┌─ Trecho do texto

Foto/Fonte das Informações: Alexandre Durão/G1
Durante os últimos dias, redes sociais e ruas de algumas cidades se transformaram em um palco de protestos, onde os manifestantes pediam que a presidente Dilma Rousseff vetasse o projeto de lei 2.565, aprovado no Congresso, que visava à redistribuição dos royalties do petróleo – tributos pagos ao governo federal pelas empresas que exploram o petróleo.
Na última segunda-feira (26), manifestantes se reuniram na Avenida Rio Branco, no Centro do Rio de Janeiro, ao lado de políticos e artistas. Pessoas de várias partes do estado também participaram do manifesto Veta Dilma, que contou com bandeiras, faixas e cartazes, além de rostos pintados com as cores da bandeira do Rio de Janeiro. O governo se envolveu a ponto de que o prefeito Eduardo Paes e o governador Sérgio Cabral decretaram ponto facultativo a partir das 14h da segunda-feira.
Nos dias seguintes a discussão sobre o tema continuou envolvendo o Brasil inteiro e sendo destaque nas principais mídias, até que na sexta-feira (30), a presidente decidiu vetar o artigo 3º que diminuía a parcela dos royalties e da participação dos contratos em vigor, assim como queriam os estados do Rio de Janeiro e Espírito Santo, maiores beneficiados.

└─

Tarefas e exercícios:
a - Diga se cada afirmação concorda com o texto sobre os royalties do petróleo, respondendo sim ou não e citando literalmente as palavras do texto que decidem a questão: (i) A manifestação na Avenida Rio Branco aconteceu na segunda-feira (26). (ii) A presidente vetou o projeto de lei por completo. (iii) O ponto facultativo valeu a partir das 14h da segunda-feira.
b - Segundo o texto sobre os royalties do petróleo, quais estados queriam o veto ao artigo 3º?
c - Retome o texto sobre os royalties do petróleo a partir do ponto em que ele termina.
Os registros formam um material à parte, separado do texto sobre os royalties do petróleo.

┌─ Trechos dos registros

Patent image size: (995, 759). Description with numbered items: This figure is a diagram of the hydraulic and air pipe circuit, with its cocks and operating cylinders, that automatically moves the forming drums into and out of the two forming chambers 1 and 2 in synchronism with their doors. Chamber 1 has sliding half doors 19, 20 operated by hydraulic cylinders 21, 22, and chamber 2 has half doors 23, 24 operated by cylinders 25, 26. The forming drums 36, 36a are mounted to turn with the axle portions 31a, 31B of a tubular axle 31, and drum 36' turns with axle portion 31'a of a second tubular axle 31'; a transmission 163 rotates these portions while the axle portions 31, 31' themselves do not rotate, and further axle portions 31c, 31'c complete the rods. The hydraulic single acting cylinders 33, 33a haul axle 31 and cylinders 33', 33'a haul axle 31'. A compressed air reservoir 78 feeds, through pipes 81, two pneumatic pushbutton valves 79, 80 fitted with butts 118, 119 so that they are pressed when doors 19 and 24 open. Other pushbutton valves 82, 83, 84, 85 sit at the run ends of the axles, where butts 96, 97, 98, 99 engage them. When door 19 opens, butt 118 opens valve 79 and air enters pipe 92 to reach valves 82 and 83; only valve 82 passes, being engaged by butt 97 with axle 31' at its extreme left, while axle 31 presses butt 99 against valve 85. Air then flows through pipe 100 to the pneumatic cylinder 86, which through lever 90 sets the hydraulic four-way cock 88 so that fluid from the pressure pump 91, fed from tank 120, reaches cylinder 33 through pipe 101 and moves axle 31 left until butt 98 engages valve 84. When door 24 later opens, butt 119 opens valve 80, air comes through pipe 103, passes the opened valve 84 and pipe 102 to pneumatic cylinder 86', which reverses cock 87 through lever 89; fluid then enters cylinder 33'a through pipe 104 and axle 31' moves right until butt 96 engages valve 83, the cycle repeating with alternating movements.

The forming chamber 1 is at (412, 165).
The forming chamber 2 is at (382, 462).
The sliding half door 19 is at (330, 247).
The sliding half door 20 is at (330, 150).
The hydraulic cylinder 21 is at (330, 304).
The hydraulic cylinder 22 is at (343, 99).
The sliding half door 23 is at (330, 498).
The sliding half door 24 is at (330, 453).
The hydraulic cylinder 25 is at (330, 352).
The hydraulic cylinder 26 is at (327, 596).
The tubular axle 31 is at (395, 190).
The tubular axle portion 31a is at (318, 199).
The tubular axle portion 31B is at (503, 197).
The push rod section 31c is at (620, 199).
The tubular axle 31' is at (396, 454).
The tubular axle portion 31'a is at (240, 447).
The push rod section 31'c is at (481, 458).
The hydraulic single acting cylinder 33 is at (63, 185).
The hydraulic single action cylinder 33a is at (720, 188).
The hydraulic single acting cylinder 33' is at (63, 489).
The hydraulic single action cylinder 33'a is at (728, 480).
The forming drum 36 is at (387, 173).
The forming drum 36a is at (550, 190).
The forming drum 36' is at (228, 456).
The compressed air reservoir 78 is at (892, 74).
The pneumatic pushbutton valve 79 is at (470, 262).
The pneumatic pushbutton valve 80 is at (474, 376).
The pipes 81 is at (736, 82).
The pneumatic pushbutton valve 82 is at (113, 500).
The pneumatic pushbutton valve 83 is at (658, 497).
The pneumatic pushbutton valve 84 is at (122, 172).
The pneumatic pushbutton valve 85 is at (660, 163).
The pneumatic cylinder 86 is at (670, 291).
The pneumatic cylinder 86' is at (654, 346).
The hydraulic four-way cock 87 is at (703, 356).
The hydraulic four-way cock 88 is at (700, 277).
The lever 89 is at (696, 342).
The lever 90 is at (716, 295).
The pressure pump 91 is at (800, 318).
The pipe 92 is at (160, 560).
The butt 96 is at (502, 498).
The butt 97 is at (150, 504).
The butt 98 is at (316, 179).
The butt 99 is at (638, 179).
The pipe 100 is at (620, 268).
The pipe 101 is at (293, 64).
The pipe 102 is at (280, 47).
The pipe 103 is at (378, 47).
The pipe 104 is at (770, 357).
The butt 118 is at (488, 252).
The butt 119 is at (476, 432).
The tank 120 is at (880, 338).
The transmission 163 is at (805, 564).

└─

Respostas por tarefa:
a -
(i) Sim: "Na última segunda-feira (26), manifestantes se reuniram na Avenida Rio Branco".
(ii) Não: "a presidente decidiu vetar o artigo 3º".
(iii) Sim: "decretaram ponto facultativo a partir das 14h da segunda-feira".

b - Os estados do Rio de Janeiro e do Espírito Santo.

c -
O anúncio da decisão da presidente Dilma aconteceu durante uma entrevista coletiva no Palácio do Planalto, com a presença dos ministros Gleisi Hoffmann, Aloizio Mercadante, Ideli Salvatti e Edison Lobão. Em relação ao artigo 3º, Hoffmann, ministra da Casa Civil, declarou: “O veto colocado ao artigo 3º na lei criada pelo Congresso resguarda exatamente os contratos estabelecidos e também tem o objetivo de fazer a correção das distribuições dos percentuais de royalties ao longo do tempo”. Já Mercadante, ministro da Educação, disse que os contratos passados não foram modificados para evitar uma tensão federativa.
Com as alterações, os estados e munícipios não produtores, que atualmente recebem 1,75% e 7%, passam a receber 21%, nas duas situações; em 2020 essa porcentagem aumenta para 27%. Enquanto isso, os estados e munícipios produtores, que recebem 26% e 26,25%, passam a receber 20% e 15% no próximo ano.
Alguns parlamentares se manifestaram após o veto da presidente. O senador Álvaro Dias (PSDB-PR) disse: “O governo prefere continuar fazendo cortesia com o bom chapéu alheio, ao destinar os recursos para educação. Imagino que o Congresso deveria reagir a este veto, uma vez que cabe ao governo e à União compensar eventuais perdas aos estados produtores”. Já o petista Lindbergh Farias, senador pelo Rio de Janeiro, parabenizou a presidente e ainda disse: “Para a gente o veto foi muito bom. O Rio de Janeiro agradece. A presidente Dilma teve uma decisão muito equilibrada. Ela acaba com a violência contra os estados. Sobre os royalties, eu acho que foi a posição mais acertada do governo”.